* Exercise prompt: Wherever the string "رہتا" occurs in a line of these records, report that line.
════════════════
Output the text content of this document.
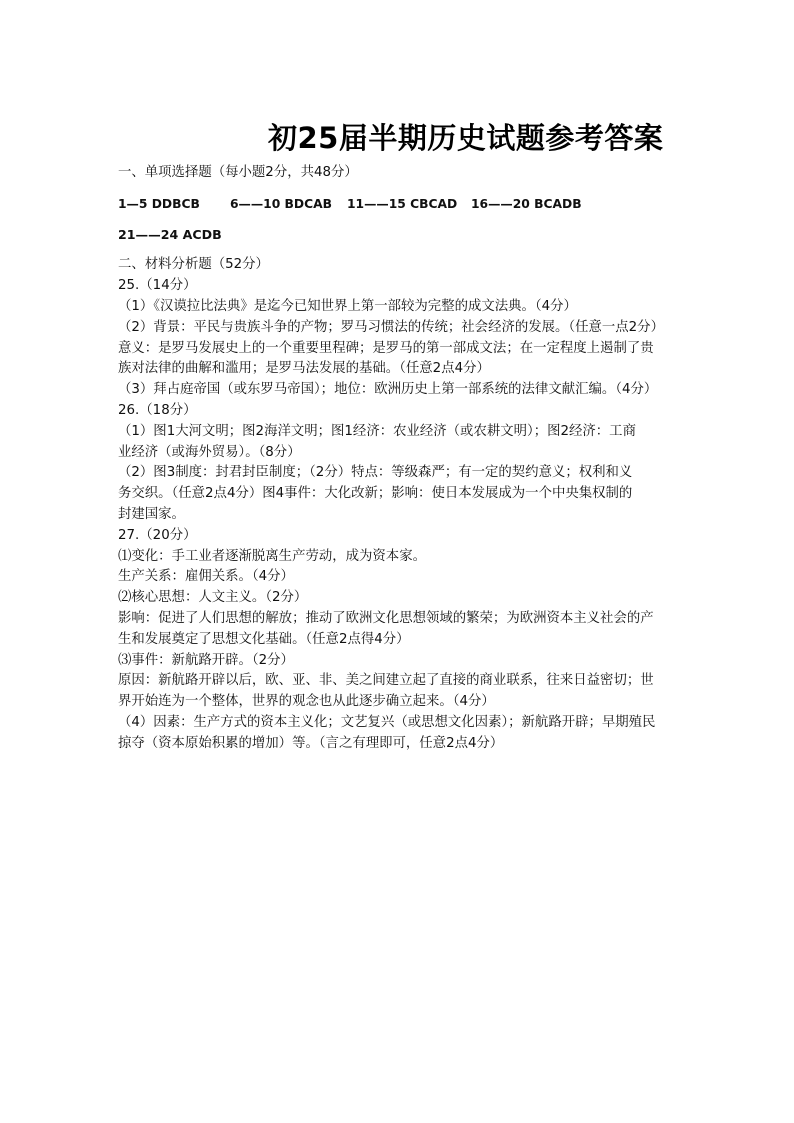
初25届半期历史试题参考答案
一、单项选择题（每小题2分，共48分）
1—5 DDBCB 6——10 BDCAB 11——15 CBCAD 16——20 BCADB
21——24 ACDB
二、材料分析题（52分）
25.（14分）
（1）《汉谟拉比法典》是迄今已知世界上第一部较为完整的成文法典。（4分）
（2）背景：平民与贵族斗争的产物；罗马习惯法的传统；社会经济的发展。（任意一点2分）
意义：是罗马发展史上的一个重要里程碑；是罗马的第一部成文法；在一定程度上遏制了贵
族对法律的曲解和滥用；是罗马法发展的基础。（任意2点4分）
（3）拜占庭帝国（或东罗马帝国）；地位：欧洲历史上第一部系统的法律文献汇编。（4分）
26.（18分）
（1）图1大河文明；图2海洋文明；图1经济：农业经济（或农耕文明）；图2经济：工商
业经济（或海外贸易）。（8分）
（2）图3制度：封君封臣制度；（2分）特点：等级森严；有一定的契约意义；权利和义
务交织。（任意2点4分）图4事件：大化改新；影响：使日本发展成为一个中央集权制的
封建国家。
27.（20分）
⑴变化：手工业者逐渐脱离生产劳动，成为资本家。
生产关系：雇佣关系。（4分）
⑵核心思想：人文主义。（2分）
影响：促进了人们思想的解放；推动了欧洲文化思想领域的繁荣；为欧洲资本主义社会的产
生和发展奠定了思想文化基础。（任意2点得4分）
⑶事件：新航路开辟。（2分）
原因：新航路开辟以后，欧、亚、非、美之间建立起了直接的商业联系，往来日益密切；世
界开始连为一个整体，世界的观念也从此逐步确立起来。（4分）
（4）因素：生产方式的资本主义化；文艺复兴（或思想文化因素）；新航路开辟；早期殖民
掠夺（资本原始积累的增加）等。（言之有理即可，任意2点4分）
════════════════
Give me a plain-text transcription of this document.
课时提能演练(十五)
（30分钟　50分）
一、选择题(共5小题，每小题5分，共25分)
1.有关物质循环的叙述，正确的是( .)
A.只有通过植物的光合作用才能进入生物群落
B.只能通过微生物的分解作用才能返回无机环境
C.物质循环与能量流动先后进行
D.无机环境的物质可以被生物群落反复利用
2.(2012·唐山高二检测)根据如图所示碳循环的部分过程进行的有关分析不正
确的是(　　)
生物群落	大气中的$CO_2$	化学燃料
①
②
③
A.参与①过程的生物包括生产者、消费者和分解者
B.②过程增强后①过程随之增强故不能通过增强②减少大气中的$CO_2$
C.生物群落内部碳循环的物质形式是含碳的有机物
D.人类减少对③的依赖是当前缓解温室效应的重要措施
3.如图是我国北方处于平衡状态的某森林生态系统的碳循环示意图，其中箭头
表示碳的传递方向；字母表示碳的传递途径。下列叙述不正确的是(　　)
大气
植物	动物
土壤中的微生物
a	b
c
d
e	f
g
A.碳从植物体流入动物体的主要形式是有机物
════════════════
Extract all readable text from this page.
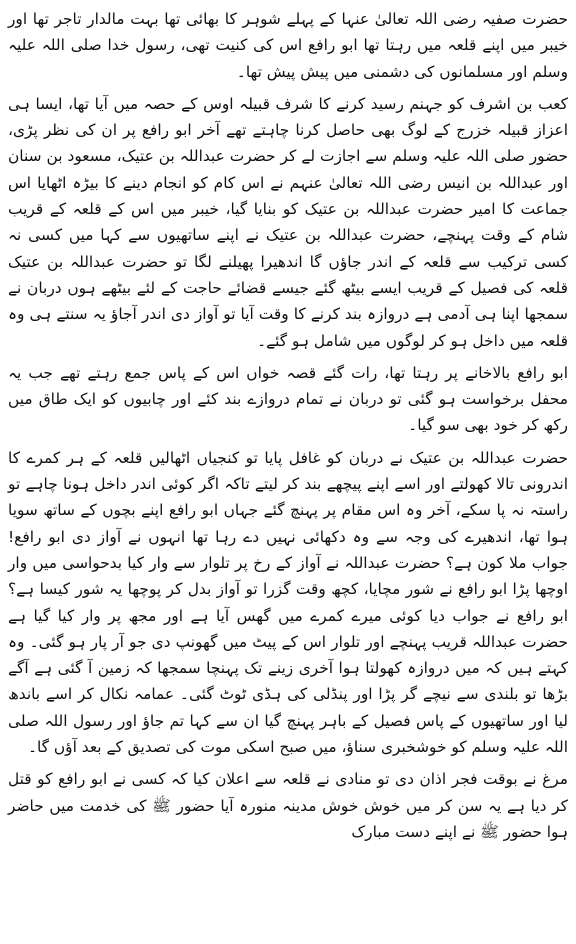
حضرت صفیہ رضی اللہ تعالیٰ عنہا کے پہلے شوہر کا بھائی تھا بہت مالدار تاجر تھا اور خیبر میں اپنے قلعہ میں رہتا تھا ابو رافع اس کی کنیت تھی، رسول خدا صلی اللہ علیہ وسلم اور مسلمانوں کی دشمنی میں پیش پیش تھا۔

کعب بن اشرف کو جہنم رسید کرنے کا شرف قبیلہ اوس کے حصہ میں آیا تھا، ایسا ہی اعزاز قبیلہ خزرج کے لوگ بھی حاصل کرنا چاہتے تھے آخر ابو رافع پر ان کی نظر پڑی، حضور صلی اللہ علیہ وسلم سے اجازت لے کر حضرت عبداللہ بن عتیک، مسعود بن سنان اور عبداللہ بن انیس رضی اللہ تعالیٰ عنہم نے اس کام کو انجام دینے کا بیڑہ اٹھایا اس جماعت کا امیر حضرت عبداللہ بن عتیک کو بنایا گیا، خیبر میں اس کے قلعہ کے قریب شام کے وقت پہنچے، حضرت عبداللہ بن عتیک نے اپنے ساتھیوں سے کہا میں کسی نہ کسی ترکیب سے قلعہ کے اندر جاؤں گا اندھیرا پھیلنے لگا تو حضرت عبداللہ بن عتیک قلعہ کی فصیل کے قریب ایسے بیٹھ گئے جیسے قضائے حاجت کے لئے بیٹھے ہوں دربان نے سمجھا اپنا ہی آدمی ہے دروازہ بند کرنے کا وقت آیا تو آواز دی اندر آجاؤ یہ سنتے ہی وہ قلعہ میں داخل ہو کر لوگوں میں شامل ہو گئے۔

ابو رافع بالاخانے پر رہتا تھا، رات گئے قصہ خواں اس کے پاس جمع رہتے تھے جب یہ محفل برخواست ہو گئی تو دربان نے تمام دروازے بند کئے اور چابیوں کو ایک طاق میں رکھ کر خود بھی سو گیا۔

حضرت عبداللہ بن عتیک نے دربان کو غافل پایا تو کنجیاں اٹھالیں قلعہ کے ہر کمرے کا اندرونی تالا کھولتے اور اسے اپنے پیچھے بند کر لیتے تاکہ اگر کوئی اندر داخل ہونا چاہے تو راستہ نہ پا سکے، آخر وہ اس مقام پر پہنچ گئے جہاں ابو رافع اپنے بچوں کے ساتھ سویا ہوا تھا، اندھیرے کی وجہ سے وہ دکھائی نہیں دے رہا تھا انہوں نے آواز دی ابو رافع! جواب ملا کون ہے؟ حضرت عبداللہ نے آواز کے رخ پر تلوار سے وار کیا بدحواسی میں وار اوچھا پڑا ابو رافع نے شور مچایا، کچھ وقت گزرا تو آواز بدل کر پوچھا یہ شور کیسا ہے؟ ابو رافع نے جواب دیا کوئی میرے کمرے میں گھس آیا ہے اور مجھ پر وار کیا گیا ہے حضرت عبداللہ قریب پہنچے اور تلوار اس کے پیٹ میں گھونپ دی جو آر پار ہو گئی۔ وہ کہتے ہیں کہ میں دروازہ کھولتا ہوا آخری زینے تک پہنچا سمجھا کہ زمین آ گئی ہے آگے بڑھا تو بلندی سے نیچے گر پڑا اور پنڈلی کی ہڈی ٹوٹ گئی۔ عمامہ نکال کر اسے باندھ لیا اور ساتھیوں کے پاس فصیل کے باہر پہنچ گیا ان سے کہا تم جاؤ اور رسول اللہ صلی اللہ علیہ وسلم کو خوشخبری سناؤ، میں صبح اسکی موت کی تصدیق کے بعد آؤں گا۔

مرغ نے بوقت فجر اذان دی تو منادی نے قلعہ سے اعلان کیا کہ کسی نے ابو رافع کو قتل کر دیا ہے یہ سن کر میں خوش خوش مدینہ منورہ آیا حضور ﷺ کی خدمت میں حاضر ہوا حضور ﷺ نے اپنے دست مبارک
════════════════
* Output below:
حضرت صفیہ رضی اللہ تعالیٰ عنہا کے پہلے شوہر کا بھائی تھا بہت مالدار تاجر تھا اور خیبر میں اپنے قلعہ میں رہتا تھا ابو رافع اس کی کنیت تھی، رسول خدا صلی اللہ علیہ وسلم اور مسلمانوں کی دشمنی میں پیش پیش تھا۔
ابو رافع بالاخانے پر رہتا تھا، رات گئے قصہ خواں اس کے پاس جمع رہتے تھے جب یہ محفل برخواست ہو گئی تو دربان نے تمام دروازے بند کئے اور چابیوں کو ایک طاق میں رکھ کر خود بھی سو گیا۔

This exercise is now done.